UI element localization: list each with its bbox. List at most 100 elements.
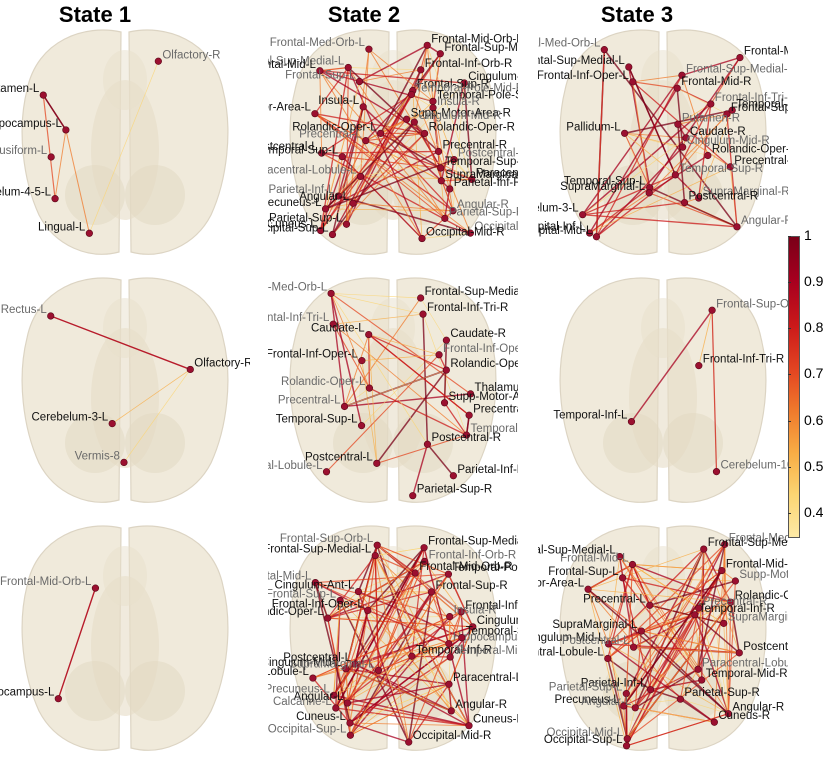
region-node (427, 588, 436, 596)
region-node (449, 472, 457, 480)
connection-edge (632, 74, 683, 83)
connection-edge (338, 90, 414, 197)
region-label: Precuneus-L (555, 694, 621, 706)
region-label: Frontal-Med-Orb-L (538, 38, 601, 50)
region-node (726, 163, 734, 171)
region-node (712, 468, 721, 476)
region-node (328, 230, 337, 239)
connection-edge (347, 683, 450, 704)
region-node (120, 458, 128, 467)
region-label: Temporal-Sup-L (268, 145, 339, 157)
connection-edge (432, 107, 442, 169)
connection-edge (694, 614, 740, 654)
connection-edge (407, 591, 433, 743)
region-label: Cuneus-L (268, 219, 317, 231)
region-label: Frontal-Sup-Medial-L (268, 56, 345, 68)
connection-edge (347, 67, 423, 239)
region-label: Cerebelum-4-5-L (0, 187, 52, 199)
connection-edge (595, 49, 605, 237)
connection-edge (325, 81, 360, 209)
region-node (420, 544, 428, 552)
region-label: Frontal-Sup-L (285, 70, 356, 82)
brain-silhouette (21, 277, 229, 503)
region-node (731, 577, 739, 585)
connection-edge (365, 118, 407, 142)
state-1-title: State 1 (58, 2, 132, 27)
connection-edge (315, 581, 369, 612)
connection-edge (360, 49, 370, 177)
connection-edge (346, 547, 425, 704)
region-label: SupraMarginal-L (560, 181, 646, 193)
connection-edge (345, 643, 449, 670)
region-node (407, 90, 416, 99)
region-label: Cingulum-Mid-L (538, 632, 605, 644)
region-label: Supp-Motor-Area-L (538, 577, 585, 589)
panel-state3-row1: Frontal-Med-Orb-L Frontal-Mid-Orb-R Fronta… (538, 20, 788, 265)
panel-state1-row1: Olfactory-R Putamen-L Hippocampus-L Fusifor… (0, 20, 250, 265)
region-node (682, 134, 690, 142)
connection-edge (649, 187, 738, 228)
region-node (356, 172, 365, 181)
connection-edge (622, 577, 703, 681)
connection-edge (607, 657, 652, 691)
connection-edge (426, 45, 434, 102)
region-label: Caudate-R (690, 126, 746, 138)
region-label: Angular-L (581, 696, 631, 708)
region-node (720, 619, 728, 627)
region-node (346, 719, 354, 727)
colorbar-tick-label: 0.6 (804, 411, 824, 428)
region-node (338, 153, 346, 161)
region-label: Occipital-Mid-R (413, 730, 492, 742)
connection-edge (327, 555, 376, 619)
region-node (316, 67, 324, 75)
region-node (322, 468, 331, 476)
region-node (446, 653, 454, 661)
region-node (355, 77, 364, 86)
region-label: Frontal-Mid-Orb-R (431, 33, 518, 45)
region-node (695, 194, 703, 202)
region-label: Temporal-Mid-R (454, 645, 518, 657)
connection-edge (327, 591, 432, 619)
region-label: Frontal-Sup-Medial-R (425, 286, 518, 298)
region-label: Frontal-Inf-Orb-R (429, 549, 517, 561)
connection-edge (723, 623, 729, 714)
region-label: Frontal-Mid-R (726, 559, 788, 571)
region-node (735, 649, 743, 657)
region-node (676, 695, 684, 703)
region-node (332, 704, 340, 712)
region-label: Postcentral-R (743, 641, 788, 653)
brain-network-svg: Olfactory-R Putamen-L Hippocampus-L Fusifor… (0, 29, 229, 255)
connection-edge (314, 582, 351, 724)
connection-edge (319, 70, 323, 154)
region-label: Angular-R (732, 702, 784, 714)
connection-edge (335, 707, 470, 727)
connection-edge (326, 354, 440, 473)
connection-edge (360, 159, 455, 177)
region-label: Frontal-Sup-L (268, 589, 337, 601)
region-node (727, 598, 735, 606)
region-node (592, 233, 601, 241)
region-node (710, 718, 718, 726)
region-label: Temporal-Sup-R (466, 626, 518, 638)
connection-edge (333, 561, 426, 696)
connection-edge (641, 607, 699, 632)
region-node (446, 612, 454, 621)
region-node (417, 66, 425, 74)
brain-network-svg: Frontal-Sup-Orb-R Frontal-Inf-Tri-R Tempor… (553, 277, 788, 503)
region-label: Paracentral-Lobule-L (268, 666, 309, 678)
connection-edge (412, 90, 423, 239)
region-label: Frontal-Inf-Tri-R (427, 302, 508, 314)
region-node (342, 220, 351, 228)
connection-edge (368, 334, 371, 389)
region-label: Frontal-Sup-L (548, 566, 619, 578)
connection-edge (650, 580, 736, 691)
region-label: Precuneus-L (268, 683, 330, 695)
panel-state2-row3: Frontal-Sup-Orb-LFrontal-Sup-Medial-RFro… (268, 516, 518, 761)
connection-edge (648, 109, 733, 194)
connection-edge (649, 605, 652, 690)
state-2-title: State 2 (327, 2, 401, 27)
region-label: Caudate-L (311, 323, 365, 335)
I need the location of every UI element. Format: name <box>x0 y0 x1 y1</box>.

What is asked | Present the lines above as a Markdown table with two columns, Row and Line, skipping any blank lines and leaving out the pictures.

Solution |
| Row | Line |
|---|---|
| 1 | UI element localization: list each with its bbox. List at most 100 elements. |
| 2 | region-node (427, 588, 436, 596) |
| 3 | region-node (449, 472, 457, 480) |
| 4 | connection-edge (632, 74, 683, 83) |
| 5 | connection-edge (338, 90, 414, 197) |
| 6 | region-label: Precuneus-L (555, 694, 621, 706) |
| 7 | region-label: Frontal-Med-Orb-L (538, 38, 601, 50) |
| 8 | region-node (726, 163, 734, 171) |
| 9 | region-node (712, 468, 721, 476) |
| 10 | region-node (328, 230, 337, 239) |
| 11 | connection-edge (347, 683, 450, 704) |
| 12 | region-node (120, 458, 128, 467) |
| 13 | region-label: Temporal-Sup-L (268, 145, 339, 157) |
| 14 | connection-edge (432, 107, 442, 169) |
| 15 | connection-edge (694, 614, 740, 654) |
| 16 | connection-edge (407, 591, 433, 743) |
| 17 | region-label: Cuneus-L (268, 219, 317, 231) |
| 18 | region-label: Frontal-Sup-Medial-L (268, 56, 345, 68) |
| 19 | connection-edge (347, 67, 423, 239) |
| 20 | region-label: Cerebelum-4-5-L (0, 187, 52, 199) |
| 21 | connection-edge (595, 49, 605, 237) |
| 22 | connection-edge (325, 81, 360, 209) |
| 23 | region-node (420, 544, 428, 552) |
| 24 | region-label: Frontal-Sup-L (285, 70, 356, 82) |
| 25 | brain-silhouette (21, 277, 229, 503) |
| 26 | region-node (731, 577, 739, 585) |
| 27 | connection-edge (365, 118, 407, 142) |
| 28 | state-1-title: State 1 (58, 2, 132, 27) |
| 29 | connection-edge (315, 581, 369, 612) |
| 30 | connection-edge (360, 49, 370, 177) |
| 31 | connection-edge (346, 547, 425, 704) |
| 32 | region-label: SupraMarginal-L (560, 181, 646, 193) |
| 33 | connection-edge (345, 643, 449, 670) |
| 34 | region-node (407, 90, 416, 99) |
| 35 | region-label: Cingulum-Mid-L (538, 632, 605, 644) |
| 36 | region-label: Supp-Motor-Area-L (538, 577, 585, 589) |
| 37 | panel-state3-row1: Frontal-Med-Orb-L Frontal-Mid-Orb-R Fronta… (538, 20, 788, 265) |
| 38 | panel-state1-row1: Olfactory-R Putamen-L Hippocampus-L Fusifor… (0, 20, 250, 265) |
| 39 | region-node (682, 134, 690, 142) |
| 40 | connection-edge (649, 187, 738, 228) |
| 41 | region-node (356, 172, 365, 181) |
| 42 | connection-edge (622, 577, 703, 681) |
| 43 | connection-edge (607, 657, 652, 691) |
| 44 | connection-edge (426, 45, 434, 102) |
| 45 | region-label: Caudate-R (690, 126, 746, 138) |
| 46 | region-label: Angular-L (581, 696, 631, 708) |
| 47 | region-node (720, 619, 728, 627) |
| 48 | region-node (346, 719, 354, 727) |
| 49 | colorbar-tick-label: 0.6 (804, 411, 824, 428) |
| 50 | region-node (338, 153, 346, 161) |
| 51 | region-label: Occipital-Mid-R (413, 730, 492, 742) |
| 52 | connection-edge (327, 555, 376, 619) |
| 53 | region-node (316, 67, 324, 75) |
| 54 | region-node (322, 468, 331, 476) |
| 55 | region-node (446, 653, 454, 661) |
| 56 | region-node (355, 77, 364, 86) |
| 57 | region-label: Frontal-Mid-Orb-R (431, 33, 518, 45) |
| 58 | region-node (695, 194, 703, 202) |
| 59 | region-label: Temporal-Mid-R (454, 645, 518, 657) |
| 60 | connection-edge (327, 591, 432, 619) |
| 61 | region-label: Frontal-Sup-Medial-R (425, 286, 518, 298) |
| 62 | region-label: Frontal-Inf-Orb-R (429, 549, 517, 561) |
| 63 | connection-edge (723, 623, 729, 714) |
| 64 | region-label: Frontal-Mid-R (726, 559, 788, 571) |
| 65 | region-node (735, 649, 743, 657) |
| 66 | region-node (676, 695, 684, 703) |
| 67 | region-node (332, 704, 340, 712) |
| 68 | region-label: Postcentral-R (743, 641, 788, 653) |
| 69 | brain-network-svg: Olfactory-R Putamen-L Hippocampus-L Fusifor… (0, 29, 229, 255) |
| 70 | connection-edge (314, 582, 351, 724) |
| 71 | connection-edge (319, 70, 323, 154) |
| 72 | region-label: Angular-R (732, 702, 784, 714) |
| 73 | connection-edge (335, 707, 470, 727) |
| 74 | connection-edge (326, 354, 440, 473) |
| 75 | connection-edge (360, 159, 455, 177) |
| 76 | region-label: Frontal-Sup-L (268, 589, 337, 601) |
| 77 | region-node (727, 598, 735, 606) |
| 78 | region-node (592, 233, 601, 241) |
| 79 | region-node (710, 718, 718, 726) |
| 80 | region-label: Temporal-Sup-R (466, 626, 518, 638) |
| 81 | connection-edge (333, 561, 426, 696) |
| 82 | connection-edge (641, 607, 699, 632) |
| 83 | region-node (446, 612, 454, 621) |
| 84 | region-node (417, 66, 425, 74) |
| 85 | brain-network-svg: Frontal-Sup-Orb-R Frontal-Inf-Tri-R Tempor… (553, 277, 788, 503) |
| 86 | region-label: Paracentral-Lobule-L (268, 666, 309, 678) |
| 87 | connection-edge (412, 90, 423, 239) |
| 88 | region-label: Frontal-Inf-Tri-R (427, 302, 508, 314) |
| 89 | region-node (342, 220, 351, 228) |
| 90 | connection-edge (368, 334, 371, 389) |
| 91 | region-label: Frontal-Sup-L (548, 566, 619, 578) |
| 92 | connection-edge (650, 580, 736, 691) |
| 93 | region-label: Precuneus-L (268, 683, 330, 695) |
| 94 | panel-state2-row3: Frontal-Sup-Orb-LFrontal-Sup-Medial-RFro… (268, 516, 518, 761) |
| 95 | connection-edge (648, 109, 733, 194) |
| 96 | connection-edge (649, 605, 652, 690) |
| 97 | state-2-title: State 2 (327, 2, 401, 27) |
| 98 | region-label: Caudate-L (311, 323, 365, 335) |
| 99 | I need the location of every UI element. Format: name <box>x0 y0 x1 y1</box>. |